* start Records to process *
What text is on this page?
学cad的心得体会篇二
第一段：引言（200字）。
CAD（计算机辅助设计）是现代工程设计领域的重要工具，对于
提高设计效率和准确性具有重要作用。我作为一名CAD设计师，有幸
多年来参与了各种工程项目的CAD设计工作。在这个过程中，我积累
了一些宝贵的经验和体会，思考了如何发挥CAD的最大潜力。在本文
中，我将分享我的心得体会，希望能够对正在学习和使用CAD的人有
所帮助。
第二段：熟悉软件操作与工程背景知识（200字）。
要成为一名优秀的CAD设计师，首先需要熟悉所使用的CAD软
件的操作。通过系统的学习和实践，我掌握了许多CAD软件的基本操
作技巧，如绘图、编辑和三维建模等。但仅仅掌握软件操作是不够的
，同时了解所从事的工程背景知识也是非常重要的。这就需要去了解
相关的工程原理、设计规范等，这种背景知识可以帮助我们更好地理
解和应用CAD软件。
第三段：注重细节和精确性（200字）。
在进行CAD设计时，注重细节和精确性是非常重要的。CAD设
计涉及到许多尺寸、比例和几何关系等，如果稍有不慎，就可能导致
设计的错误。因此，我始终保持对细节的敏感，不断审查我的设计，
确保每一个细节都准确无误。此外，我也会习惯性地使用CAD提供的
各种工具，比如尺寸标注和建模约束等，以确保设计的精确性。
* end Records to process *
Everything in the listing above should be restated exactly.

What text is on this page?
学cad的心得体会篇二
第一段：引言（200字）。
CAD（计算机辅助设计）是现代工程设计领域的重要工具，对于
提高设计效率和准确性具有重要作用。我作为一名CAD设计师，有幸
多年来参与了各种工程项目的CAD设计工作。在这个过程中，我积累
了一些宝贵的经验和体会，思考了如何发挥CAD的最大潜力。在本文
中，我将分享我的心得体会，希望能够对正在学习和使用CAD的人有
所帮助。
第二段：熟悉软件操作与工程背景知识（200字）。
要成为一名优秀的CAD设计师，首先需要熟悉所使用的CAD软
件的操作。通过系统的学习和实践，我掌握了许多CAD软件的基本操
作技巧，如绘图、编辑和三维建模等。但仅仅掌握软件操作是不够的
，同时了解所从事的工程背景知识也是非常重要的。这就需要去了解
相关的工程原理、设计规范等，这种背景知识可以帮助我们更好地理
解和应用CAD软件。
第三段：注重细节和精确性（200字）。
在进行CAD设计时，注重细节和精确性是非常重要的。CAD设
计涉及到许多尺寸、比例和几何关系等，如果稍有不慎，就可能导致
设计的错误。因此，我始终保持对细节的敏感，不断审查我的设计，
确保每一个细节都准确无误。此外，我也会习惯性地使用CAD提供的
各种工具，比如尺寸标注和建模约束等，以确保设计的精确性。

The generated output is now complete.